◆ **What is required**:
Give the lines between the one containing "List UI elements" and the one containing "axis: [534, 495, 966, 791]", inclusive, as a Markdown table with the columns Row and Line, skipping blank lines. Leave the pictures out of the table.

◆ **Dataset excerpts**:

# # # # # # #

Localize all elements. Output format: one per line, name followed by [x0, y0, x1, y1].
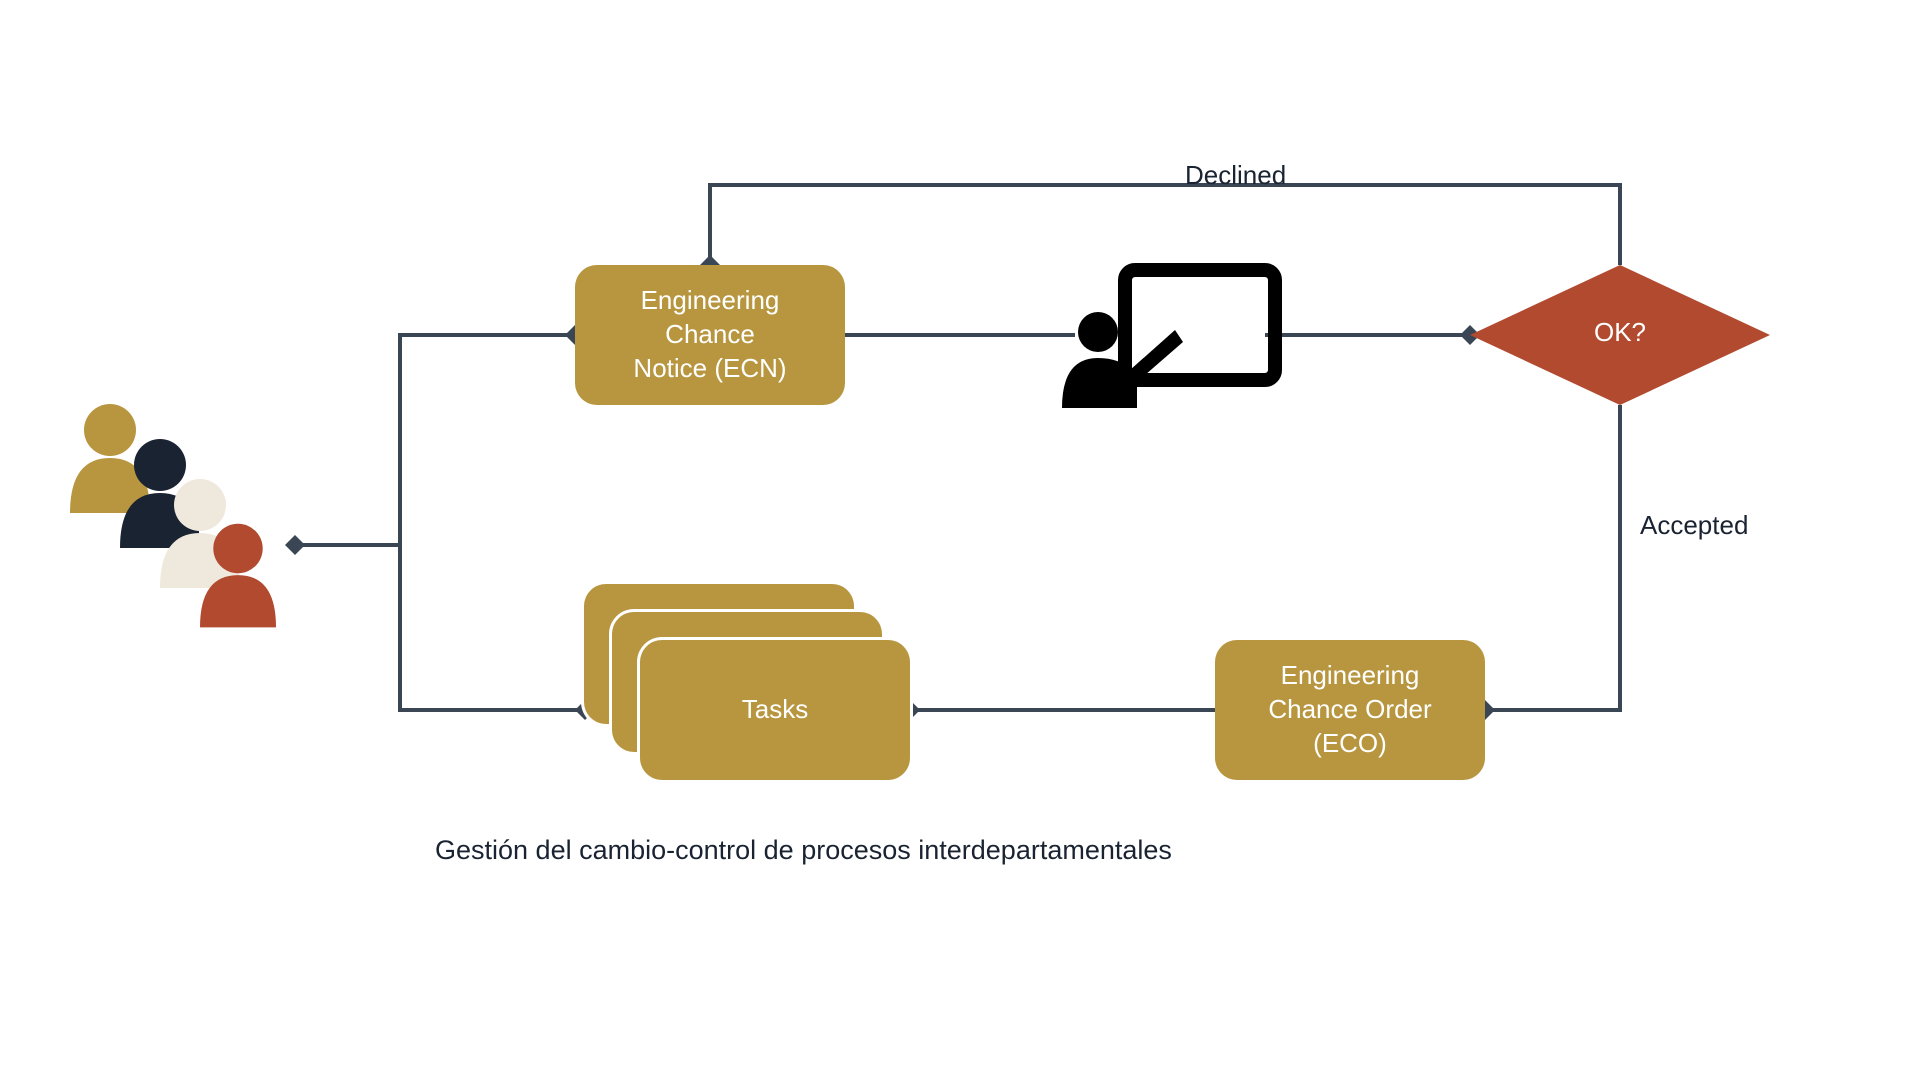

# # # # # # #

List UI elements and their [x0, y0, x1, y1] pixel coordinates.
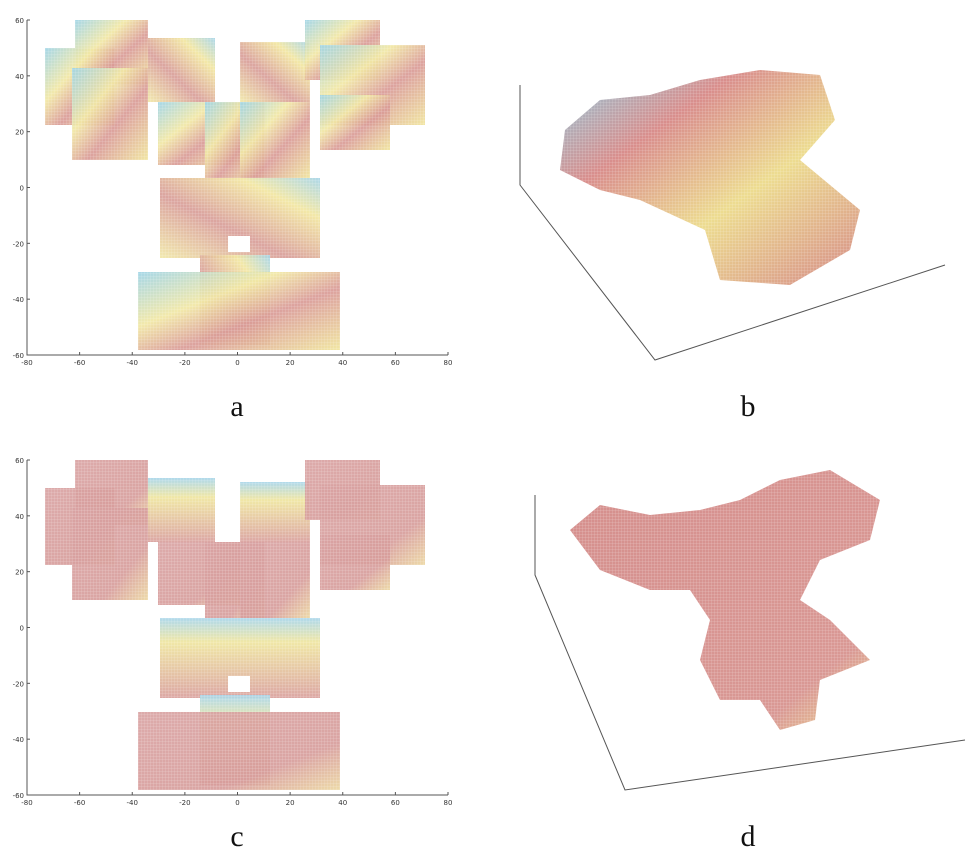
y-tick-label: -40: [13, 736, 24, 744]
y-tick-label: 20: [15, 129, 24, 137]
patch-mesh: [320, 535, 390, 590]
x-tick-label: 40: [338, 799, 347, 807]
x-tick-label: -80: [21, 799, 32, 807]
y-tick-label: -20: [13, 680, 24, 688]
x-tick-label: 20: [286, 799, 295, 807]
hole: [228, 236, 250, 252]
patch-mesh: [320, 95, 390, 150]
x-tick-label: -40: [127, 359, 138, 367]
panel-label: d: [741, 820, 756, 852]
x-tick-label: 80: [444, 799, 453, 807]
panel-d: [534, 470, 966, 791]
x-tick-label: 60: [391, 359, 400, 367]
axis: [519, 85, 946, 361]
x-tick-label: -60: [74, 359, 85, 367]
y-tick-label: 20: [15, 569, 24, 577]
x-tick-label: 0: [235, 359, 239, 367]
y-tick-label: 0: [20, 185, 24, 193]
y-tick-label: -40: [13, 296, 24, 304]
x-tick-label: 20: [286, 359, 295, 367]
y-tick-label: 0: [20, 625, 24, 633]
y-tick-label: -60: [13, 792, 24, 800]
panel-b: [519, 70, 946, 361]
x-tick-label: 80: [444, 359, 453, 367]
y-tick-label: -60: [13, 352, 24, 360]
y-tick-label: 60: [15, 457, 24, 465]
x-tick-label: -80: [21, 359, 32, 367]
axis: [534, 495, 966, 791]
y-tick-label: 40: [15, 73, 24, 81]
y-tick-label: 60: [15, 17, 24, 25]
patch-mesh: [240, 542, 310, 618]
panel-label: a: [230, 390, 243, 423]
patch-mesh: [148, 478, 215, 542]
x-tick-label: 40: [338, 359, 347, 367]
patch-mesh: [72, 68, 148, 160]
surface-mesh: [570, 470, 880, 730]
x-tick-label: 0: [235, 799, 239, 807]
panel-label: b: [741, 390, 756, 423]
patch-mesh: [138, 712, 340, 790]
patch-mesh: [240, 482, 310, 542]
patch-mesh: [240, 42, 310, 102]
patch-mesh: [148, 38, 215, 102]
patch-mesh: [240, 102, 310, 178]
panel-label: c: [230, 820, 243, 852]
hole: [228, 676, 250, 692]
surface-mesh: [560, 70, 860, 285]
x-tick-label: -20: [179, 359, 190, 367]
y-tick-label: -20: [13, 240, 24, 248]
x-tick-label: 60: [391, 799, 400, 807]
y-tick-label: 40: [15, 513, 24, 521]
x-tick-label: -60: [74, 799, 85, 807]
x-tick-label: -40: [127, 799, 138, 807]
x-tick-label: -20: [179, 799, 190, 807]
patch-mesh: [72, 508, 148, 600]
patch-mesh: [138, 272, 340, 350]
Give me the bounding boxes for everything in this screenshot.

# # # # # # #

◆ **Task response**:
| Row | Line |
|---|---|
| 1 | List UI elements and their [x0, y0, x1, y1] pixel coordinates. |
| 2 | y-tick-label: -40: [13, 736, 24, 744] |
| 3 | y-tick-label: 20: [15, 129, 24, 137] |
| 4 | patch-mesh: [320, 535, 390, 590] |
| 5 | x-tick-label: 40: [338, 799, 347, 807] |
| 6 | x-tick-label: -80: [21, 799, 32, 807] |
| 7 | y-tick-label: -20: [13, 680, 24, 688] |
| 8 | x-tick-label: 20: [286, 799, 295, 807] |
| 9 | hole: [228, 236, 250, 252] |
| 10 | patch-mesh: [320, 95, 390, 150] |
| 11 | x-tick-label: -40: [127, 359, 138, 367] |
| 12 | panel-label: d: [741, 820, 756, 852] |
| 13 | x-tick-label: 80: [444, 799, 453, 807] |
| 14 | panel-d: [534, 470, 966, 791] |
| 15 | x-tick-label: 60: [391, 359, 400, 367] |
| 16 | axis: [519, 85, 946, 361] |
| 17 | x-tick-label: -60: [74, 359, 85, 367] |
| 18 | y-tick-label: 20: [15, 569, 24, 577] |
| 19 | x-tick-label: 0: [235, 359, 239, 367] |
| 20 | y-tick-label: 0: [20, 185, 24, 193] |
| 21 | y-tick-label: -40: [13, 296, 24, 304] |
| 22 | x-tick-label: 20: [286, 359, 295, 367] |
| 23 | y-tick-label: 0: [20, 625, 24, 633] |
| 24 | y-tick-label: -60: [13, 792, 24, 800] |
| 25 | panel-b: [519, 70, 946, 361] |
| 26 | x-tick-label: 80: [444, 359, 453, 367] |
| 27 | y-tick-label: -60: [13, 352, 24, 360] |
| 28 | y-tick-label: 60: [15, 457, 24, 465] |
| 29 | x-tick-label: -80: [21, 359, 32, 367] |
| 30 | axis: [534, 495, 966, 791] |